*WHAT YOU HAVE TO DO*. Pick out each line in these entries that contains the string "this".

*EXCERPTED RECORDS*.
[START]

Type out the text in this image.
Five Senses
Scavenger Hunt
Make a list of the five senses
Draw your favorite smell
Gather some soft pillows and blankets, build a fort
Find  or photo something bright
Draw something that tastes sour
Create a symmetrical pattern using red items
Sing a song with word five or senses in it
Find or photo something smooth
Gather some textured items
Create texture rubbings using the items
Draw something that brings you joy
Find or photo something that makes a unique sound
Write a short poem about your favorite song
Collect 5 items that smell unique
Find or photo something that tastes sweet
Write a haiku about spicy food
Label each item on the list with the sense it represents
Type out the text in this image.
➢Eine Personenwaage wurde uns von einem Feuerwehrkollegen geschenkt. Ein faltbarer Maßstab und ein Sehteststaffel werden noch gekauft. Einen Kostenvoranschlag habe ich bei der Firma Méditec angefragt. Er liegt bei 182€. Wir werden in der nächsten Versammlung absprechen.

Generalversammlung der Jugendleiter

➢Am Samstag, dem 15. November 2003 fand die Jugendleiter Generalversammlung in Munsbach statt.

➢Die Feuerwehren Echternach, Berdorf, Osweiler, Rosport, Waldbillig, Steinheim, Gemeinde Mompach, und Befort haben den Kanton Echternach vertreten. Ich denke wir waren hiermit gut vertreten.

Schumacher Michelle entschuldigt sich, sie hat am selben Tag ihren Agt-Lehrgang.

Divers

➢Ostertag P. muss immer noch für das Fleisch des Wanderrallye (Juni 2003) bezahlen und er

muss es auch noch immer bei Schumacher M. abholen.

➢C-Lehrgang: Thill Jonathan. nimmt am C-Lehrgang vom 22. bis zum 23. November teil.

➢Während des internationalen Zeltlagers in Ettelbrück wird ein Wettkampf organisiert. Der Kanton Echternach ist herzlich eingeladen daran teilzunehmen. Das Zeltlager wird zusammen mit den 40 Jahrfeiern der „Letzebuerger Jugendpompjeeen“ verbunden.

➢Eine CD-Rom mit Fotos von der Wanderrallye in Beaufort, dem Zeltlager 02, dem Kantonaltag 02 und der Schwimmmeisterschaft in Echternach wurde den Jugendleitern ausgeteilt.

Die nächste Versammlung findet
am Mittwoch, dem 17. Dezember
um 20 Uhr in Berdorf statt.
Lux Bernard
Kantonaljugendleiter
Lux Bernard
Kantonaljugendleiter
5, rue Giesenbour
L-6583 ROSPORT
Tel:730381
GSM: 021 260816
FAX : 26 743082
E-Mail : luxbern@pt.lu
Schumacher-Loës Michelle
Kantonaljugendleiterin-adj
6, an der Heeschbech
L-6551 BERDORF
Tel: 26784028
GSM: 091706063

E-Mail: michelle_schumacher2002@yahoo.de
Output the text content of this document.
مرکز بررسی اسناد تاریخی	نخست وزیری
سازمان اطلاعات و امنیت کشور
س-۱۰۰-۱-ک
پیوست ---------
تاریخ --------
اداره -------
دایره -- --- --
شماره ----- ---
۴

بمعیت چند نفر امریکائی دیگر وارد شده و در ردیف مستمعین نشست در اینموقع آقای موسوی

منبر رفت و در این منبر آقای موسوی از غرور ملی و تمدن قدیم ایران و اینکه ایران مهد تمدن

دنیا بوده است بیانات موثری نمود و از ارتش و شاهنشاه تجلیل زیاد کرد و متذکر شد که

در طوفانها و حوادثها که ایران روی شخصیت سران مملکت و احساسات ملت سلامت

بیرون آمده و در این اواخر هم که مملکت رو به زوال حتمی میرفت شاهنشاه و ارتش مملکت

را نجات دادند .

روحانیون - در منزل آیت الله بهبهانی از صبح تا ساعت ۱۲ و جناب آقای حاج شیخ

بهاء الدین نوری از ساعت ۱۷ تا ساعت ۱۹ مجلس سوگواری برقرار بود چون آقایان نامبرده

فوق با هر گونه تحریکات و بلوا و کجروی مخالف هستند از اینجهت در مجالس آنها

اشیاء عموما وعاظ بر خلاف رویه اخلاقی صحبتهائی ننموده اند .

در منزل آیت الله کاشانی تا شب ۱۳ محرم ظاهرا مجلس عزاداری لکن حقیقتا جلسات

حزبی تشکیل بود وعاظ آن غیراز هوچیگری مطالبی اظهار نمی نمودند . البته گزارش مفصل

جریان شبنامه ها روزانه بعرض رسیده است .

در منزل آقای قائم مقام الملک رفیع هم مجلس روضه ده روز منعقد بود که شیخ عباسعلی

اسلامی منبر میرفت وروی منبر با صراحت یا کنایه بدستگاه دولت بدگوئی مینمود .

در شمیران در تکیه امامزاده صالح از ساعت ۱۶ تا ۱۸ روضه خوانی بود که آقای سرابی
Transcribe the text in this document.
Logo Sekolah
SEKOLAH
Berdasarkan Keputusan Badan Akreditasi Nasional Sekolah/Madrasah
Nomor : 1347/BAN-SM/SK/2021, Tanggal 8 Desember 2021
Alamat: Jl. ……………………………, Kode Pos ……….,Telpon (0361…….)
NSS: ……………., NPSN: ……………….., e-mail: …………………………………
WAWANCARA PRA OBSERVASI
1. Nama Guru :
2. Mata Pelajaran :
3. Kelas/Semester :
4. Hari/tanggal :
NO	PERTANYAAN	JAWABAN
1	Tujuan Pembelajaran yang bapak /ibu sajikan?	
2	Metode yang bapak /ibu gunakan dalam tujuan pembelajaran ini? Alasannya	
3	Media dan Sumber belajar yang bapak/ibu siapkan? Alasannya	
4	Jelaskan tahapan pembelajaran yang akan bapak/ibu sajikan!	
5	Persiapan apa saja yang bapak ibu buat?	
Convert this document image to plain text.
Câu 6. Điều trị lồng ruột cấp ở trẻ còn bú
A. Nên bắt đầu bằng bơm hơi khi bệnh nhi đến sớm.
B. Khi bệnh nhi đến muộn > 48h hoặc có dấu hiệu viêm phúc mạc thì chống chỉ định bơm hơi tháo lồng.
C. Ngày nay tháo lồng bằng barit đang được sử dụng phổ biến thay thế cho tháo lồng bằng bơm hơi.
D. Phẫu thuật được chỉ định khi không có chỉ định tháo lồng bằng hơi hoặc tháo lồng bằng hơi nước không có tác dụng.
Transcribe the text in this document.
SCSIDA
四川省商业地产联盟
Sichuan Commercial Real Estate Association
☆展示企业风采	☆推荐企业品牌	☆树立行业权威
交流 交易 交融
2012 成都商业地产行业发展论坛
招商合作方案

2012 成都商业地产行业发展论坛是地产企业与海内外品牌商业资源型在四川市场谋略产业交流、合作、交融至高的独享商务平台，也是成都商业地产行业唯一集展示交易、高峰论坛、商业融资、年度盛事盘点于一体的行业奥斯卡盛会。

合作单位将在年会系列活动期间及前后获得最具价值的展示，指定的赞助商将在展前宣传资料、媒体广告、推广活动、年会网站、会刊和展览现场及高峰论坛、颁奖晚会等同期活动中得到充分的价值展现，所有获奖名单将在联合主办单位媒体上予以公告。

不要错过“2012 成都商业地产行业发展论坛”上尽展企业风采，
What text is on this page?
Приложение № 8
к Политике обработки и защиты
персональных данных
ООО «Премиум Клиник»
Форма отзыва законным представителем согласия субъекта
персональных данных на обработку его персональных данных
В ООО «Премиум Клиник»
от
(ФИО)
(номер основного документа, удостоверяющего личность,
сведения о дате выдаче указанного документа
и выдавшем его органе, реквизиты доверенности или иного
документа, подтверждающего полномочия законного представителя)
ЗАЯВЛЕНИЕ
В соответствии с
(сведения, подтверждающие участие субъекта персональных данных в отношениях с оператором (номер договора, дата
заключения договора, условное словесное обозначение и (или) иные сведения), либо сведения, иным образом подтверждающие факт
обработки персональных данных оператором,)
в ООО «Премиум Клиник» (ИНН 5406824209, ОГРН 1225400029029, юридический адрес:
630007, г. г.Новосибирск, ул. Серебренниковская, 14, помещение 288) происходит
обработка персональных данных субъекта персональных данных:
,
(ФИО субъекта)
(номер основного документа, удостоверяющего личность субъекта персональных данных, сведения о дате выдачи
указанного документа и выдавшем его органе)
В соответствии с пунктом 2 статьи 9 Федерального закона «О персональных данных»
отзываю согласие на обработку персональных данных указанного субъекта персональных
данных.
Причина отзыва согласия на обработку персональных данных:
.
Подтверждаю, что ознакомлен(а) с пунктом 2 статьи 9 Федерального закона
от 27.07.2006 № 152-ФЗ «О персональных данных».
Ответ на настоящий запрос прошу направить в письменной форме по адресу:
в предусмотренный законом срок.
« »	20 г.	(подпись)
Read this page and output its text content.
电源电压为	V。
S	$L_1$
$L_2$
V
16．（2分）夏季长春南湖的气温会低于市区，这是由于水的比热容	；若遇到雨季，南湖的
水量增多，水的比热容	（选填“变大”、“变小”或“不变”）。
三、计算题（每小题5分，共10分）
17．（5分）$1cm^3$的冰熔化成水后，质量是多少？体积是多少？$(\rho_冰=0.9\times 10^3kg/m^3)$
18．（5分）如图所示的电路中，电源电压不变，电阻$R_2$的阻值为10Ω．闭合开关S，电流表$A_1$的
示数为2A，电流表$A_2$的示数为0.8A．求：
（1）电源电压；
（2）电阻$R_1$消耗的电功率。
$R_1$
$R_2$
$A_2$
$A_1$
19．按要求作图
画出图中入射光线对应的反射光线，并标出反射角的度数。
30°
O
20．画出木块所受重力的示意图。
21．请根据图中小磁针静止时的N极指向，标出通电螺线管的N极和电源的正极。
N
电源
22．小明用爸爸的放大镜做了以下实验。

[END]

*CORRECT RESULT*.
Type out the text in this image.
Type out the text in this image.
Output the text content of this document.
Transcribe the text in this document.
Convert this document image to plain text.
Transcribe the text in this document.
What text is on this page?
Read this page and output its text content.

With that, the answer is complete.